Written instruction | Count the lines in the records below that contain the word "icon", and reply with only that number.

——————

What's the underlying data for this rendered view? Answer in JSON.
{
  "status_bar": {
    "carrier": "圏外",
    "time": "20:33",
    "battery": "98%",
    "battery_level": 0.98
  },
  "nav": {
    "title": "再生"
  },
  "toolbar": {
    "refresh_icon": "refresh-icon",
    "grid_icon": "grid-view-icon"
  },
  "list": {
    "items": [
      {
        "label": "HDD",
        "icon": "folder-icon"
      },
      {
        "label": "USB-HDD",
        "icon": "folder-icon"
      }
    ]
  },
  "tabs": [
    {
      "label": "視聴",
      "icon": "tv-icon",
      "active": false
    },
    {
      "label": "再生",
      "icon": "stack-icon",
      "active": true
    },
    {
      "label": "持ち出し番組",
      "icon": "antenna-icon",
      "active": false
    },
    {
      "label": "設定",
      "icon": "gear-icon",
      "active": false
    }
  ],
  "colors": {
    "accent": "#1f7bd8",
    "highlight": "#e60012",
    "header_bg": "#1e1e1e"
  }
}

——————

Output for this task | 8